* [Brief]: Assemble all lines in which the string "slide" appears.

^^^^^^^^^^^^^^^^

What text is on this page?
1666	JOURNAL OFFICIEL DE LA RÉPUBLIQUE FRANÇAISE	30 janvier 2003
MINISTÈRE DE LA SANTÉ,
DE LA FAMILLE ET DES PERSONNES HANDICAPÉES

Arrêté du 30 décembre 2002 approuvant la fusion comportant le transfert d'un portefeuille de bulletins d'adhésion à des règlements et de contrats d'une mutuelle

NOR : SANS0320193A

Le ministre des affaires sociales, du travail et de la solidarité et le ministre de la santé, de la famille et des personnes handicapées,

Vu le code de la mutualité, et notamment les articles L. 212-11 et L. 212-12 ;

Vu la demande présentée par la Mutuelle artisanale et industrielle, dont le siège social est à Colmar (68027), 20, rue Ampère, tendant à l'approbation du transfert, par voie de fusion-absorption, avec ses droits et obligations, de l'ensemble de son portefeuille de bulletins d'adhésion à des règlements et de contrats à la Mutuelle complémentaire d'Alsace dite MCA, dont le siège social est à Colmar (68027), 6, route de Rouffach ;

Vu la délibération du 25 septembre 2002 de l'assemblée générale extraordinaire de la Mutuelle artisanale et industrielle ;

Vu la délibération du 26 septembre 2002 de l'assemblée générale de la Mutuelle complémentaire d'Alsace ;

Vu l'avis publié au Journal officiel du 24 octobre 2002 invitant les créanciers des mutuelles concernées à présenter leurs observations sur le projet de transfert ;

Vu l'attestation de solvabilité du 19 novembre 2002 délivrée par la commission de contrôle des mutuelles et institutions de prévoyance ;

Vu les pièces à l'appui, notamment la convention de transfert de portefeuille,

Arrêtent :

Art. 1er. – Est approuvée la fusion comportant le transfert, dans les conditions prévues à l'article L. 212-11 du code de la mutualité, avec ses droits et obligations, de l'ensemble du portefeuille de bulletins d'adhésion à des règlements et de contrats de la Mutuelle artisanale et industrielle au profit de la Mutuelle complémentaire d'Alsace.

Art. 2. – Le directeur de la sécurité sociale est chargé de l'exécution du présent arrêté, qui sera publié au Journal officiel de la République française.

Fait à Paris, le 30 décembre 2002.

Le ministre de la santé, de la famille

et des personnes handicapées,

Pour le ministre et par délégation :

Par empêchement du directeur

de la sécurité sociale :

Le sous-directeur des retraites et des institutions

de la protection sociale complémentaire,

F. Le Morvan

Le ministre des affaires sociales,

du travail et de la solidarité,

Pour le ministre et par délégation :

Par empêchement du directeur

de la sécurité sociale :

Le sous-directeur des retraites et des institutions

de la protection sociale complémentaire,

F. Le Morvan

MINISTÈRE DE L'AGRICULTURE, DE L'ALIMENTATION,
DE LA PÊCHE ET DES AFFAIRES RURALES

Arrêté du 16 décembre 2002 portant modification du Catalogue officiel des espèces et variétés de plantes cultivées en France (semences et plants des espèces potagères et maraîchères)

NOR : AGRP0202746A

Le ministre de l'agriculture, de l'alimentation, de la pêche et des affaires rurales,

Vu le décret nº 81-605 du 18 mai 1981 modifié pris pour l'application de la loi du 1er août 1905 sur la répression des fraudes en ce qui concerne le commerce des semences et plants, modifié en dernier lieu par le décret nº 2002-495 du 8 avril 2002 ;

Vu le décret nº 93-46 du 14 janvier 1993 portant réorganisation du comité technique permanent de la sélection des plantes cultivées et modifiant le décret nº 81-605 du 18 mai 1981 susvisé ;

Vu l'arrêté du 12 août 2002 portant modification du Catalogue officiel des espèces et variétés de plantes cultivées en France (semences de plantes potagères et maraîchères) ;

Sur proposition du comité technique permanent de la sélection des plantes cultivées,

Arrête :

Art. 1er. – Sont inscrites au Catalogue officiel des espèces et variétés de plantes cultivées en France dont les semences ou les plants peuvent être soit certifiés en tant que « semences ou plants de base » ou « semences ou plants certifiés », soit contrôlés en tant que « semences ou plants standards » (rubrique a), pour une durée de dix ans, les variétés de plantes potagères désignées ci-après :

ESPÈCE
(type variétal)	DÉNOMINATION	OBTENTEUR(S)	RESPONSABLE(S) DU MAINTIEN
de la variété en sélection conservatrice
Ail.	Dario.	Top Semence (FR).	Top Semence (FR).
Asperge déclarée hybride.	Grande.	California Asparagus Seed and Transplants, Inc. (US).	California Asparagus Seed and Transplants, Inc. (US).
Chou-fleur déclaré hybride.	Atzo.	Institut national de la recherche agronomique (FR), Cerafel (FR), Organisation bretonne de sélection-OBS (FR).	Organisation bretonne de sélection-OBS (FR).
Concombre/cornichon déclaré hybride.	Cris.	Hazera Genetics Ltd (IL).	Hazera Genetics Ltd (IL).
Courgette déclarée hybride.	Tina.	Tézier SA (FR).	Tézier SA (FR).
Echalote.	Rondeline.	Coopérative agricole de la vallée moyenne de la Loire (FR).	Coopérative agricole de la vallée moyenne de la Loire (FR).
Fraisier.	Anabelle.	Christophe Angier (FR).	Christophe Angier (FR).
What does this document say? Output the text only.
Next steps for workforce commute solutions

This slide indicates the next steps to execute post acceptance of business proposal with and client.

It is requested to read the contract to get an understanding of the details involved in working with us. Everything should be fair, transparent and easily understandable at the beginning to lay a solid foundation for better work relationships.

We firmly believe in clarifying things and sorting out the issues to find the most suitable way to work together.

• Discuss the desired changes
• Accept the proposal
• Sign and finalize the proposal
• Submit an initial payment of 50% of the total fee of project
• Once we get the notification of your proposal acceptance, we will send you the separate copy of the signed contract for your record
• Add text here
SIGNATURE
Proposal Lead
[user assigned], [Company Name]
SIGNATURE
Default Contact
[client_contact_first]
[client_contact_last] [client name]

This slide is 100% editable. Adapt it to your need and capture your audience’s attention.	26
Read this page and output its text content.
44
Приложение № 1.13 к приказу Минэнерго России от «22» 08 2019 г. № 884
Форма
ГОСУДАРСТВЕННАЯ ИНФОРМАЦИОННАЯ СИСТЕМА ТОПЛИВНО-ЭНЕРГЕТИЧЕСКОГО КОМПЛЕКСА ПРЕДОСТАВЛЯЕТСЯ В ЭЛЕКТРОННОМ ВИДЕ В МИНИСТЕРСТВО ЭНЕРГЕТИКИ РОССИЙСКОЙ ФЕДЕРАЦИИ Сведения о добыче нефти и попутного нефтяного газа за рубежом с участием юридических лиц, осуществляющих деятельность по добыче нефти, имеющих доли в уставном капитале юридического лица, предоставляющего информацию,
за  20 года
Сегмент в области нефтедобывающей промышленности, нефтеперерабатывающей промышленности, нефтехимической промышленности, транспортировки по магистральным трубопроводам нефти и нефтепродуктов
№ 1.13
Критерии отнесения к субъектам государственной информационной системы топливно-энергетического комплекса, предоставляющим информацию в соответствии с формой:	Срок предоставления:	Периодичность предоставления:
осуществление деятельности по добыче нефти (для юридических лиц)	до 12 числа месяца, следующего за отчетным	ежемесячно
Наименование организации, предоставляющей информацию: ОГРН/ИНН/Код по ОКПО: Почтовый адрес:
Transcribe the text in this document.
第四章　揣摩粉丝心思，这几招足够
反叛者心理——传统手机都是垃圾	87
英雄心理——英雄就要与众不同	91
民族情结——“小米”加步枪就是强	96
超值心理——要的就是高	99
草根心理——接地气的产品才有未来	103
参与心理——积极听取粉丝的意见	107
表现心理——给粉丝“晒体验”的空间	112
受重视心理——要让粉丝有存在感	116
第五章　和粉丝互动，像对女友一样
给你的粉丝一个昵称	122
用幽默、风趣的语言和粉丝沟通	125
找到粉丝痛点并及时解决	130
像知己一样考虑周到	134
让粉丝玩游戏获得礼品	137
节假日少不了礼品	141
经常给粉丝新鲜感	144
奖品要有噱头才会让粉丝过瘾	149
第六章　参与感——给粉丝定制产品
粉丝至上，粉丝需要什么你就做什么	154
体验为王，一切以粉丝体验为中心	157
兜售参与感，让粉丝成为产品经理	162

^^^^^^^^^^^^^^^^

* [Exercise solution]:
This slide indicates the next steps to execute post acceptance of business proposal with and client.
This slide is 100% editable. Adapt it to your need and capture your audience’s attention.	26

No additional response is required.